▶ [Material]:
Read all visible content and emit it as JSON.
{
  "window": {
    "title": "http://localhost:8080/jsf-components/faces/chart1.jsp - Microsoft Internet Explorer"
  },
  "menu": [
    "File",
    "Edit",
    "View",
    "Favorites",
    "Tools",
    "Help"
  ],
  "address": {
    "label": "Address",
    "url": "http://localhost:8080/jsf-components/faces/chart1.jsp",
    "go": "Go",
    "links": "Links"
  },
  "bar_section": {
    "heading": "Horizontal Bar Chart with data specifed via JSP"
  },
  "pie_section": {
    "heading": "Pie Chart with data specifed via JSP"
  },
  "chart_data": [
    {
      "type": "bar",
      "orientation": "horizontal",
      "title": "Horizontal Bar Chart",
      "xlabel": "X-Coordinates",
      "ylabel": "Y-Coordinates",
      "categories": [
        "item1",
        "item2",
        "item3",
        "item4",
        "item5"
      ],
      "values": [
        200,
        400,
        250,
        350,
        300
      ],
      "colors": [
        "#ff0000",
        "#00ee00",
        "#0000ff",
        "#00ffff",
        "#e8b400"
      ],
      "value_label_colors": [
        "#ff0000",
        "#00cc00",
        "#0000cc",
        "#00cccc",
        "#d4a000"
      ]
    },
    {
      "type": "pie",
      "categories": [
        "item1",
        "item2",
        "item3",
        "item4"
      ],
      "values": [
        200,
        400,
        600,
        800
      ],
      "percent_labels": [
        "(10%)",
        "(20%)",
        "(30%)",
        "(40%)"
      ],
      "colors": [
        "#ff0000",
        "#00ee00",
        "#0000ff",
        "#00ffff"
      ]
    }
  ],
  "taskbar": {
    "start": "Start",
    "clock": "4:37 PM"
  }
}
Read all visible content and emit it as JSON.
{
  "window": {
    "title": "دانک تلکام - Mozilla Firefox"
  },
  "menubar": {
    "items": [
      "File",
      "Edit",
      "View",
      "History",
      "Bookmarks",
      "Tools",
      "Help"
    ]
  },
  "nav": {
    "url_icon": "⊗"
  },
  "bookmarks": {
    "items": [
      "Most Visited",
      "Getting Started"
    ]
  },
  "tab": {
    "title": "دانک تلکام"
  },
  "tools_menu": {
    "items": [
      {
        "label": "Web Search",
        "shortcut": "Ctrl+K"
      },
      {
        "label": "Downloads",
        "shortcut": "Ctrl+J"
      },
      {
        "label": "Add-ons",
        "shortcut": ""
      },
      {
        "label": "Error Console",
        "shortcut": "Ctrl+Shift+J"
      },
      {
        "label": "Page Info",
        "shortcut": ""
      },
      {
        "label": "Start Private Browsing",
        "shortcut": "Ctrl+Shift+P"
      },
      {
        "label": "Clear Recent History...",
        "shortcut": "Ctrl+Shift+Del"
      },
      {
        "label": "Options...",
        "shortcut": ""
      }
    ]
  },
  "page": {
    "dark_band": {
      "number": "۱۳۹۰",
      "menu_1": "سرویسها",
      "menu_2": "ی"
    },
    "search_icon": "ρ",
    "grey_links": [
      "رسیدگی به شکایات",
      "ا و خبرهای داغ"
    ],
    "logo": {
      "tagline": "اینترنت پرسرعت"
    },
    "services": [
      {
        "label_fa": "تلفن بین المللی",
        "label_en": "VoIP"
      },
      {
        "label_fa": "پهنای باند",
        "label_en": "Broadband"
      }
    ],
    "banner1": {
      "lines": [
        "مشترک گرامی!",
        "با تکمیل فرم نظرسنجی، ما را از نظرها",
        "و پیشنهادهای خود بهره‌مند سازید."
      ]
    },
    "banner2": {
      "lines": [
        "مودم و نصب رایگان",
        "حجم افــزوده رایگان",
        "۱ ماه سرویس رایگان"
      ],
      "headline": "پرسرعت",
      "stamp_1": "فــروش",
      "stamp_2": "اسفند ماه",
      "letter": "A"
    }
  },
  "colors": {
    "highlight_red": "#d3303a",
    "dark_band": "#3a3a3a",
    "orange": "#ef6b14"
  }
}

▶ [Directions]:
Look through the data above. Find each line with the string "specifed" and copy it.

▶ [Exercise result]:
    "heading": "Horizontal Bar Chart with data specifed via JSP"
    "heading": "Pie Chart with data specifed via JSP"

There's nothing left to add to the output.